* _WHAT IS NEEDED_: Restate every line of the material, word for word.

------ EXTRACTED INFORMATION ------

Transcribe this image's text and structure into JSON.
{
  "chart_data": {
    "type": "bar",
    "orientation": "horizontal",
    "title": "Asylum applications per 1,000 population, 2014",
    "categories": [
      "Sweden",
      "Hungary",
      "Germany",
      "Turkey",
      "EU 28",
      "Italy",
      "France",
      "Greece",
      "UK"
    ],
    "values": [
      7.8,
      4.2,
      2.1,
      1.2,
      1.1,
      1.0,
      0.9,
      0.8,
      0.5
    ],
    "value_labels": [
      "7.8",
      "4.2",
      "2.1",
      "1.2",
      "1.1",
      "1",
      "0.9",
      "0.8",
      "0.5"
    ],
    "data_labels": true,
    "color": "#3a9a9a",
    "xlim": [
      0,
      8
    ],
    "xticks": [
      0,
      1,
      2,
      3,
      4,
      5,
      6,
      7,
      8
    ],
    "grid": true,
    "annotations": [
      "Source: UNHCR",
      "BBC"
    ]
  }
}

------

* _REPLY_:
Transcribe this image's text and structure into JSON.
{
  "chart_data": {
    "type": "bar",
    "orientation": "horizontal",
    "title": "Asylum applications per 1,000 population, 2014",
    "categories": [
      "Sweden",
      "Hungary",
      "Germany",
      "Turkey",
      "EU 28",
      "Italy",
      "France",
      "Greece",
      "UK"
    ],
    "values": [
      7.8,
      4.2,
      2.1,
      1.2,
      1.1,
      1.0,
      0.9,
      0.8,
      0.5
    ],
    "value_labels": [
      "7.8",
      "4.2",
      "2.1",
      "1.2",
      "1.1",
      "1",
      "0.9",
      "0.8",
      "0.5"
    ],
    "data_labels": true,
    "color": "#3a9a9a",
    "xlim": [
      0,
      8
    ],
    "xticks": [
      0,
      1,
      2,
      3,
      4,
      5,
      6,
      7,
      8
    ],
    "grid": true,
    "annotations": [
      "Source: UNHCR",
      "BBC"
    ]
  }
}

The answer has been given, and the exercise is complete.